**Records provided**:
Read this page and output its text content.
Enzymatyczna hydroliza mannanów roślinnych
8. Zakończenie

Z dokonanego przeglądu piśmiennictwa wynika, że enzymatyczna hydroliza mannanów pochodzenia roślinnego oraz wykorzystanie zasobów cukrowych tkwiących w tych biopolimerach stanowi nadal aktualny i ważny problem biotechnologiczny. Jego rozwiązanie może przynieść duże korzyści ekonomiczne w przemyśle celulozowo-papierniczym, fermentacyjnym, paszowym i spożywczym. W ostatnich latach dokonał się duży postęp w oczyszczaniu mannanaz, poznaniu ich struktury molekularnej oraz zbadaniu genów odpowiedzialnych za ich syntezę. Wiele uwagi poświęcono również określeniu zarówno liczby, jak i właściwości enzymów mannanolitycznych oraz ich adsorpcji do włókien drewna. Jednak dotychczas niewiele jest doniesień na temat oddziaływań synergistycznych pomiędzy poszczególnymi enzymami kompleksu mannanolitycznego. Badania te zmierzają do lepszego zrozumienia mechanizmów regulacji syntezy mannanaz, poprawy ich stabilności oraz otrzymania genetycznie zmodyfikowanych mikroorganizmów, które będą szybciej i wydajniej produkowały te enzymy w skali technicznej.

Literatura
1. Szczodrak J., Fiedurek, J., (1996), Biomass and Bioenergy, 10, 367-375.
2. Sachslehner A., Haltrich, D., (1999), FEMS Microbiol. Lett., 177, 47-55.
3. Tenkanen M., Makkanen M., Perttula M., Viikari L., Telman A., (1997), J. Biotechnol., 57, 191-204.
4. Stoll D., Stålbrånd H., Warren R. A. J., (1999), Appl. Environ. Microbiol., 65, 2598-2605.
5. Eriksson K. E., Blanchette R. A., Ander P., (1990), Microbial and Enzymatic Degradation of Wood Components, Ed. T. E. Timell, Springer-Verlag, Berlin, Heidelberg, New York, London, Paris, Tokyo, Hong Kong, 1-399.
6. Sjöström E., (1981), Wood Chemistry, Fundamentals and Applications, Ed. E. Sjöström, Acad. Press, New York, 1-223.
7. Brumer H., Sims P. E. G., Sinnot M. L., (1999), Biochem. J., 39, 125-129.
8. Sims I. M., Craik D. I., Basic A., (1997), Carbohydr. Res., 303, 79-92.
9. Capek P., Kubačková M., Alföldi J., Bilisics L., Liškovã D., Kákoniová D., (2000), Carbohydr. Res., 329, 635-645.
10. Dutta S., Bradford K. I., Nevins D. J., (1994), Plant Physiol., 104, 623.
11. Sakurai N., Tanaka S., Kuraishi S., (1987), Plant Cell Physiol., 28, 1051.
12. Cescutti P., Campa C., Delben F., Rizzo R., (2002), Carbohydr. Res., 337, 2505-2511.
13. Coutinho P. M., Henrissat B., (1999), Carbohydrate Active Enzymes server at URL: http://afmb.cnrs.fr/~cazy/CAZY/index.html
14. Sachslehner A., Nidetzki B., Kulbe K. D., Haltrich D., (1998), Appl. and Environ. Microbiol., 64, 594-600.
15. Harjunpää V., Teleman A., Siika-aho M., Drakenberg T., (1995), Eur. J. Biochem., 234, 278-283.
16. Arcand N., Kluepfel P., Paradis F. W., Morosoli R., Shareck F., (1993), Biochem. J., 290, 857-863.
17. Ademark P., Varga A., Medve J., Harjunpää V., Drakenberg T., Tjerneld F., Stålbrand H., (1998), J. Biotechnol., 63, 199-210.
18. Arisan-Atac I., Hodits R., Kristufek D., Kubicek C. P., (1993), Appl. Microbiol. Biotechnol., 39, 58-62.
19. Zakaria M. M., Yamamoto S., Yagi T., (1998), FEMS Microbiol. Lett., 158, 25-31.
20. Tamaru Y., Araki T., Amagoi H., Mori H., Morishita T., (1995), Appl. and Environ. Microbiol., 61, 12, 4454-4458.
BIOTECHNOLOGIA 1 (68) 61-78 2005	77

**What the task asks**:
Show every line of the records above that contains the word "Drakenberg".

**Solution for this exercise**:
15. Harjunpää V., Teleman A., Siika-aho M., Drakenberg T., (1995), Eur. J. Biochem., 234, 278-283.
17. Ademark P., Varga A., Medve J., Harjunpää V., Drakenberg T., Tjerneld F., Stålbrand H., (1998), J. Biotechnol., 63, 199-210.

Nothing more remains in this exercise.